The exercise:
Search the data for the word "zamonaviy" and copy every line where it occurs.

Supplied records:
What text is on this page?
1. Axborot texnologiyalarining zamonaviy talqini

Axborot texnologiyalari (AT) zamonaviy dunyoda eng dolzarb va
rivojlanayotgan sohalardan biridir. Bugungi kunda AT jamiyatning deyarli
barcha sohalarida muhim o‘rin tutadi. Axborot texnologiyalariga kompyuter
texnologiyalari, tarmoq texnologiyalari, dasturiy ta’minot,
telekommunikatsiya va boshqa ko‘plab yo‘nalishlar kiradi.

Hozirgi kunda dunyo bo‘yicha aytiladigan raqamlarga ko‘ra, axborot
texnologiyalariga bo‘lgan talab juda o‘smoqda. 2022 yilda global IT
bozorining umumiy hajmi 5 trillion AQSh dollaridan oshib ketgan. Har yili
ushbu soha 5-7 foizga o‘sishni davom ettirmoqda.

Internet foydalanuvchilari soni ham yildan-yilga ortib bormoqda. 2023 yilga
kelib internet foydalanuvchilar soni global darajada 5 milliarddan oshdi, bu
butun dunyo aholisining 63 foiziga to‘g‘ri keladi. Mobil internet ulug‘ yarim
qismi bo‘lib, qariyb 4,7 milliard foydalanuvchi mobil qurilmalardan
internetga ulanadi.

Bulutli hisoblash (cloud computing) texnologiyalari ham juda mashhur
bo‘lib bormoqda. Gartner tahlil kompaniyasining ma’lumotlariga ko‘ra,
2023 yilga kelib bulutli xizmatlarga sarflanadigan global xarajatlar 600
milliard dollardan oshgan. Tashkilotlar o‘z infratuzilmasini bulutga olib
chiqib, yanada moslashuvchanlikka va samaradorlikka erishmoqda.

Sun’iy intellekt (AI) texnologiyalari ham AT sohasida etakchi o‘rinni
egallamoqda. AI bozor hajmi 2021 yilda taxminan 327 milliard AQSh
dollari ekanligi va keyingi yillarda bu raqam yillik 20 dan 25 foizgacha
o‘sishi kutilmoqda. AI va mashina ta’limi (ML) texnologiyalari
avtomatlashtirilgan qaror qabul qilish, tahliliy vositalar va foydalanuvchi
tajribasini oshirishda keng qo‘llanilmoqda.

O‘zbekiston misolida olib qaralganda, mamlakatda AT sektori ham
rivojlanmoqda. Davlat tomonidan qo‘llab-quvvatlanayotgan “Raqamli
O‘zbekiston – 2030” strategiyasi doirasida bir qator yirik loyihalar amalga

---

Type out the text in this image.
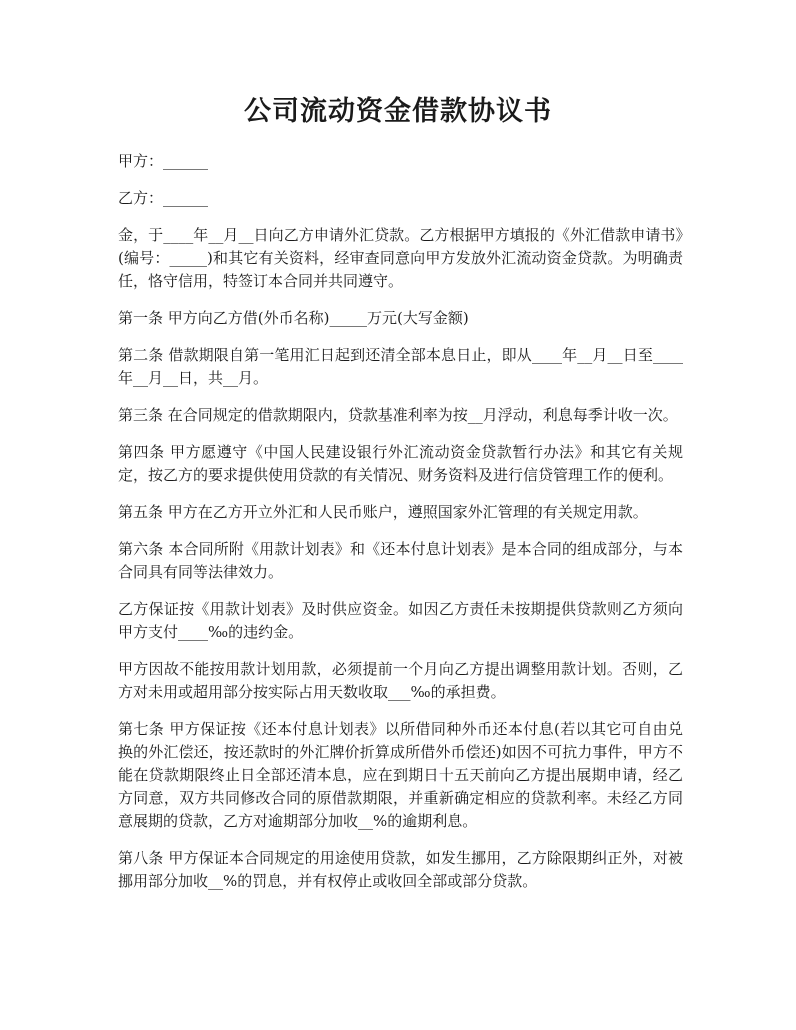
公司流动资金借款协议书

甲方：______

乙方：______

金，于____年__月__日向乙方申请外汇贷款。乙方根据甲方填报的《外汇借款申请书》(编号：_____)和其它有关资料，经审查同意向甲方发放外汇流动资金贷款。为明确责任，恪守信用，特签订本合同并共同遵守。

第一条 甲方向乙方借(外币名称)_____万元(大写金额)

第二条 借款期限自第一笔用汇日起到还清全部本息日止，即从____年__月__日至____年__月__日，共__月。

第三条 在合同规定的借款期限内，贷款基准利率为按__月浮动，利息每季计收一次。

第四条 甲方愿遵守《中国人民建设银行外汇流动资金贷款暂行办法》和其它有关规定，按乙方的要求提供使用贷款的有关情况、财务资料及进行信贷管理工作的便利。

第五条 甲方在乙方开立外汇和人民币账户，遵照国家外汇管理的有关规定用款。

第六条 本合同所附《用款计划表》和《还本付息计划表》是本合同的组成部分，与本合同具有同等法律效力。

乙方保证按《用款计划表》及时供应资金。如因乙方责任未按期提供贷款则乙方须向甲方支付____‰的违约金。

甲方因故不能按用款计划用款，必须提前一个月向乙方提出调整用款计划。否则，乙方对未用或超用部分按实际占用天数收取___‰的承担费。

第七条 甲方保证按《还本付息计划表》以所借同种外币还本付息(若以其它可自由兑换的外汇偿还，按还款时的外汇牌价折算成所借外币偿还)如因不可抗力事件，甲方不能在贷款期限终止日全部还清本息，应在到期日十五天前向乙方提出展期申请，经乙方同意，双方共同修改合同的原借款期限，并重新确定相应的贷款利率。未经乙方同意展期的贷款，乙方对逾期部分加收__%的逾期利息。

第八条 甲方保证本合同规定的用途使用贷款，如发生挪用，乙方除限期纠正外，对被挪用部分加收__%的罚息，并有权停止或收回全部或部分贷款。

Solution to this exercise:
1. Axborot texnologiyalarining zamonaviy talqini
Axborot texnologiyalari (AT) zamonaviy dunyoda eng dolzarb va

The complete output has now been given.